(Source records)
* START *
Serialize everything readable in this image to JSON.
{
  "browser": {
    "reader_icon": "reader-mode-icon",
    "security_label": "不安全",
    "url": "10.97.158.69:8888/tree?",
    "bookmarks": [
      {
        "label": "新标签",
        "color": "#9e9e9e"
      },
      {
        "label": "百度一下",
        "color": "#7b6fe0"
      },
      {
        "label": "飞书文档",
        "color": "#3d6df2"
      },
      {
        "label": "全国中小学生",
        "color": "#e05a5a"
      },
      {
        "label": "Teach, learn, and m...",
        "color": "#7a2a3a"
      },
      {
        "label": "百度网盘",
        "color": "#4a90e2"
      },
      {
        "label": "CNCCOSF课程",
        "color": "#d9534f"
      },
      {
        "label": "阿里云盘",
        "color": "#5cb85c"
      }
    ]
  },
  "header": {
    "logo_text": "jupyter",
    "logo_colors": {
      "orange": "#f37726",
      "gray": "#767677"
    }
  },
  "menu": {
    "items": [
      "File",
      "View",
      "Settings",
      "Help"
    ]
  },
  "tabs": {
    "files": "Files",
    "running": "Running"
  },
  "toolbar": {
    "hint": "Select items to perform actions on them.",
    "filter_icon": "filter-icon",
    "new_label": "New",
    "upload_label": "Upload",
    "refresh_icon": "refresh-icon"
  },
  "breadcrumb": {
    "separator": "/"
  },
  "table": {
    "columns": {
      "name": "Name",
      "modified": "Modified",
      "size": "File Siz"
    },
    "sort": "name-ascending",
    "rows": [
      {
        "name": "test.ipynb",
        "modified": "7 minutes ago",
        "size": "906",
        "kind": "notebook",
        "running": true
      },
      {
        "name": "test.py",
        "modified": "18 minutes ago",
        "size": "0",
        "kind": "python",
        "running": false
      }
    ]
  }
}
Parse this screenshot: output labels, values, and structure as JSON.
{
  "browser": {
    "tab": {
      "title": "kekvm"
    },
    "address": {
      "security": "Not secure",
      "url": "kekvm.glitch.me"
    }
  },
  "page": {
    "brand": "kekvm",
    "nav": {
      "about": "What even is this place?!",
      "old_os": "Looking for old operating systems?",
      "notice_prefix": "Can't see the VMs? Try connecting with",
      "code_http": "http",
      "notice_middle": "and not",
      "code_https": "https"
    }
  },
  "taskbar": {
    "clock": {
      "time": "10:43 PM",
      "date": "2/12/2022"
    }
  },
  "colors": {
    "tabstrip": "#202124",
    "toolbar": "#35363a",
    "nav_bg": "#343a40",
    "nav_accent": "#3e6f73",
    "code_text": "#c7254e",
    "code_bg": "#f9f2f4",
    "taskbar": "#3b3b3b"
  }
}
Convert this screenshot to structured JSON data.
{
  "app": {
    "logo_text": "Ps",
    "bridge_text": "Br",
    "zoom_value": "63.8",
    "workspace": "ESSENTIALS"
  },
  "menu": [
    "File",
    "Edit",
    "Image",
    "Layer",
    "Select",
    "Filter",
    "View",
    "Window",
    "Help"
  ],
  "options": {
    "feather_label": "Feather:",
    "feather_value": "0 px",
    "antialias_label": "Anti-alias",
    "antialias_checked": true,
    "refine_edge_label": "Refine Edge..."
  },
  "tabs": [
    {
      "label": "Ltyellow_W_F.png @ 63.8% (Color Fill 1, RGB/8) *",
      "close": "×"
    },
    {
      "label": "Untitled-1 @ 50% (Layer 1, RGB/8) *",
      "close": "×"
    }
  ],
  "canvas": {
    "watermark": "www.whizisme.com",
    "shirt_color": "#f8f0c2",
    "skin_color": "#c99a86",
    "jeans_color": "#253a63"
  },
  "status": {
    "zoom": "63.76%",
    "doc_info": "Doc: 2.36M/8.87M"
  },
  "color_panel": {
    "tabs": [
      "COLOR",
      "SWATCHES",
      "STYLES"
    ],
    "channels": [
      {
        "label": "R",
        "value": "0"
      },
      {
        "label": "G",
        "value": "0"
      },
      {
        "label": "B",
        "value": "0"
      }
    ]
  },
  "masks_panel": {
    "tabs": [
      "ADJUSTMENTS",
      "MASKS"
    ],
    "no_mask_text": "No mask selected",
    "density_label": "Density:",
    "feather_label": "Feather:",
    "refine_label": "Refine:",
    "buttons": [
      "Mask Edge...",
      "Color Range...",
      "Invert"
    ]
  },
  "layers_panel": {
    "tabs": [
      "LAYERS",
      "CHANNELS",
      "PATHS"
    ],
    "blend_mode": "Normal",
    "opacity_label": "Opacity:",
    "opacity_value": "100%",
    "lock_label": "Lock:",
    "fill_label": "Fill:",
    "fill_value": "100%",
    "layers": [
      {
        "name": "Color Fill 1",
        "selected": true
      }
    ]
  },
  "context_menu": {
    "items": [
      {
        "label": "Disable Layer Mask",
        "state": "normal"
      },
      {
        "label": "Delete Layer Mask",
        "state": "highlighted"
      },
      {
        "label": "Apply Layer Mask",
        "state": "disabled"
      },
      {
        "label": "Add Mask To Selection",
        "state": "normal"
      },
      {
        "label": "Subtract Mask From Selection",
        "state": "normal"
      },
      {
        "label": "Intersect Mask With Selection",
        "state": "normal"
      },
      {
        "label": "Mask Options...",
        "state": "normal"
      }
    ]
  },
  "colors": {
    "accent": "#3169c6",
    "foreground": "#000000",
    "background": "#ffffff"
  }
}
* END *
TASK
Take every line above carrying "Selection" and return it.

ANSWER IN FULL
        "label": "Add Mask To Selection",
        "label": "Subtract Mask From Selection",
        "label": "Intersect Mask With Selection",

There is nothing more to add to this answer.